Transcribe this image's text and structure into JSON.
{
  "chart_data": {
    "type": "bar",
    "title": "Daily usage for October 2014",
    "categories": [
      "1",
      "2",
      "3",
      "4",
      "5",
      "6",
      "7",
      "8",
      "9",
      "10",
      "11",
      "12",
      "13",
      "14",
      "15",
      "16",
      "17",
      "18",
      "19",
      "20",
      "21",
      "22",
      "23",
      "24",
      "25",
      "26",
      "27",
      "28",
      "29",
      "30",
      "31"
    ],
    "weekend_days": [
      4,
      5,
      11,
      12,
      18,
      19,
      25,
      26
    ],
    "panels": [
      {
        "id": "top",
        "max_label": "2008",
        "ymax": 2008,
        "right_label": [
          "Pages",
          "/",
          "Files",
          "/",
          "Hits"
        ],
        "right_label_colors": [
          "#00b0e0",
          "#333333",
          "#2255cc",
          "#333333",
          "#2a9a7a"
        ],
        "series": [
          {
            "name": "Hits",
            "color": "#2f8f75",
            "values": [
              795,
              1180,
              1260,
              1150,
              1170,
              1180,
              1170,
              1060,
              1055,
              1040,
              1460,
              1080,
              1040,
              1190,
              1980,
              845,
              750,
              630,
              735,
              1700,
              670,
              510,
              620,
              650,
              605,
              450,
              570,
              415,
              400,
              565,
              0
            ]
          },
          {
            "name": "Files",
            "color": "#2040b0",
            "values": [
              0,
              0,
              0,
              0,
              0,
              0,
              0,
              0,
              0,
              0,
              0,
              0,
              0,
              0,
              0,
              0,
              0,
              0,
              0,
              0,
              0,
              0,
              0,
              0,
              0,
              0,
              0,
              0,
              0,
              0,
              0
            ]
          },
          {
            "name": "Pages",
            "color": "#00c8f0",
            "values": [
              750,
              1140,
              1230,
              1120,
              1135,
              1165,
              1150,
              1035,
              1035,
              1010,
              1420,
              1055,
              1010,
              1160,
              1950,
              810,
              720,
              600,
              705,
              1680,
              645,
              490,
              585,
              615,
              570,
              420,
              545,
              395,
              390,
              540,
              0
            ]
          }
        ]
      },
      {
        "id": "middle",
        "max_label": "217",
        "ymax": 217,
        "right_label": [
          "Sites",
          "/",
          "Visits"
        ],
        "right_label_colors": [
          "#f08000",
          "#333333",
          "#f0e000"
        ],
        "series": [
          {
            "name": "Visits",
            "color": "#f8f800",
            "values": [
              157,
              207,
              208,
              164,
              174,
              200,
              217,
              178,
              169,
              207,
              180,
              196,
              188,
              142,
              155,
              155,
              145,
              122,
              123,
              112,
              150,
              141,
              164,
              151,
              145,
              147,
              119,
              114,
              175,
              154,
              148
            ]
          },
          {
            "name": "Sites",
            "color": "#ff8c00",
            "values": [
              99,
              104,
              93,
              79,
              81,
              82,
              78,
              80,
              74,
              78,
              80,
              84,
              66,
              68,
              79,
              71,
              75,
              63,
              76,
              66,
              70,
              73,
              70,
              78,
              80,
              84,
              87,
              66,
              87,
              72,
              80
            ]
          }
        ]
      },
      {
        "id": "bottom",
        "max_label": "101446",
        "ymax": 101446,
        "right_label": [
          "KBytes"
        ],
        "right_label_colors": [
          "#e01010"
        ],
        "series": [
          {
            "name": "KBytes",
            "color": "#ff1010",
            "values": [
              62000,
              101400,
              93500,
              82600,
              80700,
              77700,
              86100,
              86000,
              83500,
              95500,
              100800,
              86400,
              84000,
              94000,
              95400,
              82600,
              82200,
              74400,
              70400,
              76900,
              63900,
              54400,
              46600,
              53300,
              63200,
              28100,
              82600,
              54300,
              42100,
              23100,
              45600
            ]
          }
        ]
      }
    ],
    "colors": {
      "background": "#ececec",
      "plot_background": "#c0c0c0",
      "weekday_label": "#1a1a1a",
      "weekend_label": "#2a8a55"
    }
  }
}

■ STATED EXERCISE ■
Repeat the records exactly, including every line.

■ FULL RESPONSE ■
Transcribe this image's text and structure into JSON.
{
  "chart_data": {
    "type": "bar",
    "title": "Daily usage for October 2014",
    "categories": [
      "1",
      "2",
      "3",
      "4",
      "5",
      "6",
      "7",
      "8",
      "9",
      "10",
      "11",
      "12",
      "13",
      "14",
      "15",
      "16",
      "17",
      "18",
      "19",
      "20",
      "21",
      "22",
      "23",
      "24",
      "25",
      "26",
      "27",
      "28",
      "29",
      "30",
      "31"
    ],
    "weekend_days": [
      4,
      5,
      11,
      12,
      18,
      19,
      25,
      26
    ],
    "panels": [
      {
        "id": "top",
        "max_label": "2008",
        "ymax": 2008,
        "right_label": [
          "Pages",
          "/",
          "Files",
          "/",
          "Hits"
        ],
        "right_label_colors": [
          "#00b0e0",
          "#333333",
          "#2255cc",
          "#333333",
          "#2a9a7a"
        ],
        "series": [
          {
            "name": "Hits",
            "color": "#2f8f75",
            "values": [
              795,
              1180,
              1260,
              1150,
              1170,
              1180,
              1170,
              1060,
              1055,
              1040,
              1460,
              1080,
              1040,
              1190,
              1980,
              845,
              750,
              630,
              735,
              1700,
              670,
              510,
              620,
              650,
              605,
              450,
              570,
              415,
              400,
              565,
              0
            ]
          },
          {
            "name": "Files",
            "color": "#2040b0",
            "values": [
              0,
              0,
              0,
              0,
              0,
              0,
              0,
              0,
              0,
              0,
              0,
              0,
              0,
              0,
              0,
              0,
              0,
              0,
              0,
              0,
              0,
              0,
              0,
              0,
              0,
              0,
              0,
              0,
              0,
              0,
              0
            ]
          },
          {
            "name": "Pages",
            "color": "#00c8f0",
            "values": [
              750,
              1140,
              1230,
              1120,
              1135,
              1165,
              1150,
              1035,
              1035,
              1010,
              1420,
              1055,
              1010,
              1160,
              1950,
              810,
              720,
              600,
              705,
              1680,
              645,
              490,
              585,
              615,
              570,
              420,
              545,
              395,
              390,
              540,
              0
            ]
          }
        ]
      },
      {
        "id": "middle",
        "max_label": "217",
        "ymax": 217,
        "right_label": [
          "Sites",
          "/",
          "Visits"
        ],
        "right_label_colors": [
          "#f08000",
          "#333333",
          "#f0e000"
        ],
        "series": [
          {
            "name": "Visits",
            "color": "#f8f800",
            "values": [
              157,
              207,
              208,
              164,
              174,
              200,
              217,
              178,
              169,
              207,
              180,
              196,
              188,
              142,
              155,
              155,
              145,
              122,
              123,
              112,
              150,
              141,
              164,
              151,
              145,
              147,
              119,
              114,
              175,
              154,
              148
            ]
          },
          {
            "name": "Sites",
            "color": "#ff8c00",
            "values": [
              99,
              104,
              93,
              79,
              81,
              82,
              78,
              80,
              74,
              78,
              80,
              84,
              66,
              68,
              79,
              71,
              75,
              63,
              76,
              66,
              70,
              73,
              70,
              78,
              80,
              84,
              87,
              66,
              87,
              72,
              80
            ]
          }
        ]
      },
      {
        "id": "bottom",
        "max_label": "101446",
        "ymax": 101446,
        "right_label": [
          "KBytes"
        ],
        "right_label_colors": [
          "#e01010"
        ],
        "series": [
          {
            "name": "KBytes",
            "color": "#ff1010",
            "values": [
              62000,
              101400,
              93500,
              82600,
              80700,
              77700,
              86100,
              86000,
              83500,
              95500,
              100800,
              86400,
              84000,
              94000,
              95400,
              82600,
              82200,
              74400,
              70400,
              76900,
              63900,
              54400,
              46600,
              53300,
              63200,
              28100,
              82600,
              54300,
              42100,
              23100,
              45600
            ]
          }
        ]
      }
    ],
    "colors": {
      "background": "#ececec",
      "plot_background": "#c0c0c0",
      "weekday_label": "#1a1a1a",
      "weekend_label": "#2a8a55"
    }
  }
}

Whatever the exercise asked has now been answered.